What the task asks: Wherever the string "JSON" appears, copy the whole line.

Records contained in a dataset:
####################

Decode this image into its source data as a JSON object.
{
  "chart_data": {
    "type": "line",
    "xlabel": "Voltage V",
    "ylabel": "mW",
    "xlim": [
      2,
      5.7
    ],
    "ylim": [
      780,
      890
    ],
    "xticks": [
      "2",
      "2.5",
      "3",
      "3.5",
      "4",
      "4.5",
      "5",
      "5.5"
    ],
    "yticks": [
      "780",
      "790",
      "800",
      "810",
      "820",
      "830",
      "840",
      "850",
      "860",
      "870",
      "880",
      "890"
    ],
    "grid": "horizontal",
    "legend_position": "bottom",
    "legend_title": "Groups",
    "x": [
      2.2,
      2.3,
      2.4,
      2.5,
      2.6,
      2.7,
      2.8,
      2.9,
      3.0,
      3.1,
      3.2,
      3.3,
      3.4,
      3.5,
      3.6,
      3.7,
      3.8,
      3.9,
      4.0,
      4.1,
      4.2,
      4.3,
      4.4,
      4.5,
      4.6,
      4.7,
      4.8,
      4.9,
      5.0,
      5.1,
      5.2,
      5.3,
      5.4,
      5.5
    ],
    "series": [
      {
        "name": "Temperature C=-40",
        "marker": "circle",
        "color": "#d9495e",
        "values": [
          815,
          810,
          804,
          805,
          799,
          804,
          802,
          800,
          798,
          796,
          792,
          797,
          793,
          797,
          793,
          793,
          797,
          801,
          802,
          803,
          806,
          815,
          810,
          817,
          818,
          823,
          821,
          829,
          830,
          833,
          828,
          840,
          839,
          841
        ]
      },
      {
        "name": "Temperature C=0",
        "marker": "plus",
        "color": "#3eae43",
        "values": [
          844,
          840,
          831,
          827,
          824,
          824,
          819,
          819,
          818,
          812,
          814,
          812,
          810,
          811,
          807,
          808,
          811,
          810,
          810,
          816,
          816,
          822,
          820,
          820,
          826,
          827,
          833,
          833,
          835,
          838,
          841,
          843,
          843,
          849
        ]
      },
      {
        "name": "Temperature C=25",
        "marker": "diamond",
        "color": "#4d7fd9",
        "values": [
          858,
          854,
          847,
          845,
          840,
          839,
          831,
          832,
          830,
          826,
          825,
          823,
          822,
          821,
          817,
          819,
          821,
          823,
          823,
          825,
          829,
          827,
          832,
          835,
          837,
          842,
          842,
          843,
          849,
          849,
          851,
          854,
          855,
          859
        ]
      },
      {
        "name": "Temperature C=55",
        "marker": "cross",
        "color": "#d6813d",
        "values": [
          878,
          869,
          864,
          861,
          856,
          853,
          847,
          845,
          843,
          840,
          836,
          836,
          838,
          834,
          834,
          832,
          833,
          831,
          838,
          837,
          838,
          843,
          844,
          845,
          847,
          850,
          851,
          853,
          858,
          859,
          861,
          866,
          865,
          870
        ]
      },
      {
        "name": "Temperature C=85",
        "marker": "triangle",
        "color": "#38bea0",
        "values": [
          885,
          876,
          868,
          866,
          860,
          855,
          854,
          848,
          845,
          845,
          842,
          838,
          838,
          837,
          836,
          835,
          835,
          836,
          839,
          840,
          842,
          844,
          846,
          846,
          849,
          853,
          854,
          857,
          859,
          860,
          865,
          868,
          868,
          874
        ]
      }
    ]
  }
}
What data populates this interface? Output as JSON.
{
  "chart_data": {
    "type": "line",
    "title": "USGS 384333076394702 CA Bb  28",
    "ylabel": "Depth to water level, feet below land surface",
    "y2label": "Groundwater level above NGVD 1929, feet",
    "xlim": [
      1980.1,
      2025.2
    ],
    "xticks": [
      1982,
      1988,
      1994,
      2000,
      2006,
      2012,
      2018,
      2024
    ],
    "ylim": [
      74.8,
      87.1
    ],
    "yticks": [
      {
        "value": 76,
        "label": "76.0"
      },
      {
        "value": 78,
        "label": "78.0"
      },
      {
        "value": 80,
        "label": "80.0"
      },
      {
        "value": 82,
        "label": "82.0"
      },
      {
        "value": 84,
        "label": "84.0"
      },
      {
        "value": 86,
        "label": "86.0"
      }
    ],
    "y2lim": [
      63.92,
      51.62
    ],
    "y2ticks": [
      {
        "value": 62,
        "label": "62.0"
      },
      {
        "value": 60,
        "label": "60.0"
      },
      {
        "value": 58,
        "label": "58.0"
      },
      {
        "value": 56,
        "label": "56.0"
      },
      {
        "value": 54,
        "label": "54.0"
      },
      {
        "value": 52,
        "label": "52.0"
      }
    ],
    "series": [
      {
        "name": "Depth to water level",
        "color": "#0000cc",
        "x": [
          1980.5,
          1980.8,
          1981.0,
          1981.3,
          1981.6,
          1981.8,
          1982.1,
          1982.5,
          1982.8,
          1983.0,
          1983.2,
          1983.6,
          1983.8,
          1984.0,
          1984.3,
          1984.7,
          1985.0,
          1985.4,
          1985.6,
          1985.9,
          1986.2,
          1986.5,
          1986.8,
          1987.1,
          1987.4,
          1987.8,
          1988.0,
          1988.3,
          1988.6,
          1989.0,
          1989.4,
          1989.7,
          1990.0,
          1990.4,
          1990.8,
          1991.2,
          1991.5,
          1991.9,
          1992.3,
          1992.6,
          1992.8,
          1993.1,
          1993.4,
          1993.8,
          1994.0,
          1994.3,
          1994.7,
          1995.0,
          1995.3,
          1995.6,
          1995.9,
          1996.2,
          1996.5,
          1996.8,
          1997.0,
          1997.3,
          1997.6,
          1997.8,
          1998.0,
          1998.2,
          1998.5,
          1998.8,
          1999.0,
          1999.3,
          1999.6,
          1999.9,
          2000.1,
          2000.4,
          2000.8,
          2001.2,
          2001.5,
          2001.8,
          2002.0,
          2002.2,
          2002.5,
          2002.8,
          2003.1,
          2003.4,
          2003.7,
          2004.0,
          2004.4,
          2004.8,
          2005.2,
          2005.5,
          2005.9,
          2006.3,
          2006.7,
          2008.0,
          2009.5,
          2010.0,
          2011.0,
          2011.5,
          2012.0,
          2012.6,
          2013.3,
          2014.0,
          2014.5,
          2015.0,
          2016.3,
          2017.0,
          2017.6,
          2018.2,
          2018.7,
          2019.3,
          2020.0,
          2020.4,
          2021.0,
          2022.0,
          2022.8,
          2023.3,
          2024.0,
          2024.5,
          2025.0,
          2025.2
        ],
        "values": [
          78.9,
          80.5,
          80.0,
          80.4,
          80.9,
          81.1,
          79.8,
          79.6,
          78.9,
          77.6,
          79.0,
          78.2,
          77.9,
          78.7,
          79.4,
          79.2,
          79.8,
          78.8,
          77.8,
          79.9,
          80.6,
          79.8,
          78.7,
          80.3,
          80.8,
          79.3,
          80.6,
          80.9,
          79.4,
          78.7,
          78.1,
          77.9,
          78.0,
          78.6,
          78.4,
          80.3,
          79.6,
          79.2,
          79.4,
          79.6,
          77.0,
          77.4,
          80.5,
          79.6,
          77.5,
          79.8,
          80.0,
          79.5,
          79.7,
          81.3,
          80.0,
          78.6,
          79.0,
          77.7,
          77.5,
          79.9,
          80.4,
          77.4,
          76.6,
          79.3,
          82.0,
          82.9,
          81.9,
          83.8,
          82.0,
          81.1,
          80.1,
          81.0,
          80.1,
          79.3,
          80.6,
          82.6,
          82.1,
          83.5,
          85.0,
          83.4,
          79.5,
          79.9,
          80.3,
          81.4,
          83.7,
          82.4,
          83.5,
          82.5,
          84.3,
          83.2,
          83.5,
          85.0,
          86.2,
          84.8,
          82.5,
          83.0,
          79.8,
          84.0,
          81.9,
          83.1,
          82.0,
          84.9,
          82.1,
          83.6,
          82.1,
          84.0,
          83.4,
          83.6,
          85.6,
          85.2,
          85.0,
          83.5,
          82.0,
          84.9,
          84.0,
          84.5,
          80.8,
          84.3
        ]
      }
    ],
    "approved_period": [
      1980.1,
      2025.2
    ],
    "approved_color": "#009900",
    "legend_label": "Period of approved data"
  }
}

####################

Answer:
Decode this image into its source data as a JSON object.
What data populates this interface? Output as JSON.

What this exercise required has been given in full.